(Entries with figure data)
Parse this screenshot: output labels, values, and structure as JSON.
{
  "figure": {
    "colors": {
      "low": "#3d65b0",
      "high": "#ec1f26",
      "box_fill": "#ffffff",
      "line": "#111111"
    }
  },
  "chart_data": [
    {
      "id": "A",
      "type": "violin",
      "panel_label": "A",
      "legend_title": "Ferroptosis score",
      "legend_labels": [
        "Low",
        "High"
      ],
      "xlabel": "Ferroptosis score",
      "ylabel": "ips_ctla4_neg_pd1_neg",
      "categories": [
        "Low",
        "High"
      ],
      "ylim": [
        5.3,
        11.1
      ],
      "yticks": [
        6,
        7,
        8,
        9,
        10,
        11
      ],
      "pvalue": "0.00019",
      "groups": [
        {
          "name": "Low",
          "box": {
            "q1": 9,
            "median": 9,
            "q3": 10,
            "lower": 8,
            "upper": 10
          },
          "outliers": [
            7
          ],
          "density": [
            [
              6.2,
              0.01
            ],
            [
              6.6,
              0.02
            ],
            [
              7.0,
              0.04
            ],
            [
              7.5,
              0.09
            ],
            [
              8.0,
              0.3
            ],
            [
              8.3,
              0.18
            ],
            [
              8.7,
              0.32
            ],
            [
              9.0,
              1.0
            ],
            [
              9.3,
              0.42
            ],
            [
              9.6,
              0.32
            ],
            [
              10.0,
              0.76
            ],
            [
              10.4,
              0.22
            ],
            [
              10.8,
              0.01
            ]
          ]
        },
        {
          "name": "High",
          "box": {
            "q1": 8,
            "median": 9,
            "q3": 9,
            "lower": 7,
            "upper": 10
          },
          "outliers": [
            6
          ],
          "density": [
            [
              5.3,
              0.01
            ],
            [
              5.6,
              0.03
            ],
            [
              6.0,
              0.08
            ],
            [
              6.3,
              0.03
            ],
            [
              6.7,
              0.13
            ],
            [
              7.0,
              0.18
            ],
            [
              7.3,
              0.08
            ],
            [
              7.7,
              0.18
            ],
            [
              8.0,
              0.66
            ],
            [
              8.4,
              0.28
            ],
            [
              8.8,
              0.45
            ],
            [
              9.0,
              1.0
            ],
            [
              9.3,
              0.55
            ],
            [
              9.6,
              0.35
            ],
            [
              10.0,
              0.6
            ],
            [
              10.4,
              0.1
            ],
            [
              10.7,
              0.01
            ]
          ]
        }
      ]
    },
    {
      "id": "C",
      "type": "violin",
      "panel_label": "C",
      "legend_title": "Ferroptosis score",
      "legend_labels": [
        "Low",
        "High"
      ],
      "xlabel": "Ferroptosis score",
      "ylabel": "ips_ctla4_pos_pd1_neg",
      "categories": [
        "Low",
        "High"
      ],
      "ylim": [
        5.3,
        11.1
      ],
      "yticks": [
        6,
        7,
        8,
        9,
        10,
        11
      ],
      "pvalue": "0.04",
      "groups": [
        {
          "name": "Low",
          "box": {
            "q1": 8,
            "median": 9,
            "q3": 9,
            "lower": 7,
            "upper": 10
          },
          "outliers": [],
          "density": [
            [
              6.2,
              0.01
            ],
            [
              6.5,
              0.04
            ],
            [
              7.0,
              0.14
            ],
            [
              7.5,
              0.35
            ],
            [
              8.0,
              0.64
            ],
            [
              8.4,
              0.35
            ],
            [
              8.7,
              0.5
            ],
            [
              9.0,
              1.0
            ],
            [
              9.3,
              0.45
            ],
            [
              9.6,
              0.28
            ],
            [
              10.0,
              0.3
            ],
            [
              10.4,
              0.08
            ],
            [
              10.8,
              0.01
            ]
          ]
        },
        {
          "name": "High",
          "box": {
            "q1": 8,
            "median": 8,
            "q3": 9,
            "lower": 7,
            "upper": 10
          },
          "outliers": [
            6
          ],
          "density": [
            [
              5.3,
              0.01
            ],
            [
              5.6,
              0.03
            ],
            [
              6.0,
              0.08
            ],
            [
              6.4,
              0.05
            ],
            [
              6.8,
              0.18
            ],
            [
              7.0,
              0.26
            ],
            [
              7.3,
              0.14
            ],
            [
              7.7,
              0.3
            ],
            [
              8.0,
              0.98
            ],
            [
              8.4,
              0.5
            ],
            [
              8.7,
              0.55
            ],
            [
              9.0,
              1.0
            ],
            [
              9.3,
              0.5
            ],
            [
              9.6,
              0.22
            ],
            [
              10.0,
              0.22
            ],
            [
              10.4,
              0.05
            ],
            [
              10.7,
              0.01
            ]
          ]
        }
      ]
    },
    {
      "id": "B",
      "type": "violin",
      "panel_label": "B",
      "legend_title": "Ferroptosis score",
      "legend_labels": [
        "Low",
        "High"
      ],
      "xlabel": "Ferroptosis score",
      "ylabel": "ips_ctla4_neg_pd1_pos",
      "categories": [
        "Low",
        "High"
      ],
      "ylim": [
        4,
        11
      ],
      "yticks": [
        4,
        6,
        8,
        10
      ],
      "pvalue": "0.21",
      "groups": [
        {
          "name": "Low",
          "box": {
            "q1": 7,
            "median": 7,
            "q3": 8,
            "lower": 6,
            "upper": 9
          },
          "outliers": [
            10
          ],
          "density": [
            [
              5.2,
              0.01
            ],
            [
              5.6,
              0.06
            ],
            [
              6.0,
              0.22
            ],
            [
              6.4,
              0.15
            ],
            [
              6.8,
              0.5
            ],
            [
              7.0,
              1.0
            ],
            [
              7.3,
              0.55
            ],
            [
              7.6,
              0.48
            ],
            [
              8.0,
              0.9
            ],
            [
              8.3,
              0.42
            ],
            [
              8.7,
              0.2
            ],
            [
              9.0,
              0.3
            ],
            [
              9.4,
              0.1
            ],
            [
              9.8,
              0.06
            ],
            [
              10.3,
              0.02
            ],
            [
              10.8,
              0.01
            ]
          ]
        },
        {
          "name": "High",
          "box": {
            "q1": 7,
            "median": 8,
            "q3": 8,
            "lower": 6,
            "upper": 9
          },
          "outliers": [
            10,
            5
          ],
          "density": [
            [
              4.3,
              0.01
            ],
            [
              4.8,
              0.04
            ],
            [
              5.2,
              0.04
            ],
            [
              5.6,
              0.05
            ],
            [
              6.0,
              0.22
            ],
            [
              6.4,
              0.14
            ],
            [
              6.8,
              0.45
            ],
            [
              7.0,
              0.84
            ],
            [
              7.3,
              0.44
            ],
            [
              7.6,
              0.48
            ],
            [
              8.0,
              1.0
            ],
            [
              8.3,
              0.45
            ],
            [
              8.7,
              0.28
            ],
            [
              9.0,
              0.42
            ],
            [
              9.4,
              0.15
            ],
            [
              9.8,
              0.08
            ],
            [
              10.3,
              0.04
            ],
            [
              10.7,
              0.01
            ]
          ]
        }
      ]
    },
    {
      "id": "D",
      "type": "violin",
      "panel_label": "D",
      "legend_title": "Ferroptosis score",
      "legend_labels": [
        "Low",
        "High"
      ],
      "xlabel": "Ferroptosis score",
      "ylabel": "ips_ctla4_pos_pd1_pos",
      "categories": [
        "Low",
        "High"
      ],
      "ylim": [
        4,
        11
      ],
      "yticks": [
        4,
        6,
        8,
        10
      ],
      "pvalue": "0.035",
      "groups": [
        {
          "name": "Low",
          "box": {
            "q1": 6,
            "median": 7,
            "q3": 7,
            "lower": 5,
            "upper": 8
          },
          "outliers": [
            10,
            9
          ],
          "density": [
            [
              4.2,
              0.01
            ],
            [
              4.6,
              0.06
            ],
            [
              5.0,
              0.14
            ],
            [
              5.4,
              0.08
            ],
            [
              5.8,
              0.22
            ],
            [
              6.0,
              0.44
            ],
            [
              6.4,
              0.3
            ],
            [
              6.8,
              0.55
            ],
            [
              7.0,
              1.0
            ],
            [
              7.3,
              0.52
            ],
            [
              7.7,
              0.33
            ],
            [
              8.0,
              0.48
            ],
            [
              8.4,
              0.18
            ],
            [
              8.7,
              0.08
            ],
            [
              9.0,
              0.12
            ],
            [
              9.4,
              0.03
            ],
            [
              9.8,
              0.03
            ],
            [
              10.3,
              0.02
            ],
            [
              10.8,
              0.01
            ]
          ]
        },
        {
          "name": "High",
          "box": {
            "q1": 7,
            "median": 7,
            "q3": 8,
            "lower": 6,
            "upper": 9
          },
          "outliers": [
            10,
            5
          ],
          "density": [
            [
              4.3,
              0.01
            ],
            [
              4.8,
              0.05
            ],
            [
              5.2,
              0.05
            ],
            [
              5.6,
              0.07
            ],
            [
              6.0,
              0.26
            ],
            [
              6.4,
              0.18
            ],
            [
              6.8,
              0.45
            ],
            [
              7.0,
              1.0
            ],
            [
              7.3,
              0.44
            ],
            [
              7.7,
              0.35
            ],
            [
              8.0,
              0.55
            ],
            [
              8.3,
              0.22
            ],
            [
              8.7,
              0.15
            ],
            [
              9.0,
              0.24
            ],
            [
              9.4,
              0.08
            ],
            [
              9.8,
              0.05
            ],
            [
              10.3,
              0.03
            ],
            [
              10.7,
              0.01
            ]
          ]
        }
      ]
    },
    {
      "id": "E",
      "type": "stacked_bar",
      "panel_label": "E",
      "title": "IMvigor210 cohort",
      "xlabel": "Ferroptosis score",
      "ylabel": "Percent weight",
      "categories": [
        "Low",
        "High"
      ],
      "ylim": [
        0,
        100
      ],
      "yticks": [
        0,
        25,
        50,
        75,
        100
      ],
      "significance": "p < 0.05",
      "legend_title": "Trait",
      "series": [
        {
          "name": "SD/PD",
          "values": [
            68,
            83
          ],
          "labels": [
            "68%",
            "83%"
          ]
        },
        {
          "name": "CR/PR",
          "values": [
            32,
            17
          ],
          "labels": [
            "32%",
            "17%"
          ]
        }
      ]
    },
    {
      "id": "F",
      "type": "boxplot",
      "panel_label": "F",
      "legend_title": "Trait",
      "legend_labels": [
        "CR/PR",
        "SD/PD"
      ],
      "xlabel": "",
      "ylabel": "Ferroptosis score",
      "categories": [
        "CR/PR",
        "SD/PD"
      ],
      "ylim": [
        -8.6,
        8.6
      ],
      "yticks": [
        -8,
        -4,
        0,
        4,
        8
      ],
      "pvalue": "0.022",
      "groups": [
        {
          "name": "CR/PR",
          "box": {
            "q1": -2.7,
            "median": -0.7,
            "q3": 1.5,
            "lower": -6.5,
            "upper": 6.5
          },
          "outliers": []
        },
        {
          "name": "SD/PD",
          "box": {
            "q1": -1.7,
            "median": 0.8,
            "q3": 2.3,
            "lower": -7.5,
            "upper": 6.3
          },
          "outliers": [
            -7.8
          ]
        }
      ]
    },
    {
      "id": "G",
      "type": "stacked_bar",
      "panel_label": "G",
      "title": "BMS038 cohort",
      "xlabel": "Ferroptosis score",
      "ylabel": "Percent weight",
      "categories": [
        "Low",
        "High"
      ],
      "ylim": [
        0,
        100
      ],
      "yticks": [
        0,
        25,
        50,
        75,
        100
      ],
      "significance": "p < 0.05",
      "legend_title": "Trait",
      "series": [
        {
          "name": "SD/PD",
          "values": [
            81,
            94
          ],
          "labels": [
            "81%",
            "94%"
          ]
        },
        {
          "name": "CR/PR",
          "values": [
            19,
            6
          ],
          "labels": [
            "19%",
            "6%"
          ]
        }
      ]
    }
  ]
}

**Work instructions**: Pick out every line above that holds the word "pvalue" and copy it.

**Solution**:
      "pvalue": "0.00019",
      "pvalue": "0.04",
      "pvalue": "0.21",
      "pvalue": "0.035",
      "pvalue": "0.022",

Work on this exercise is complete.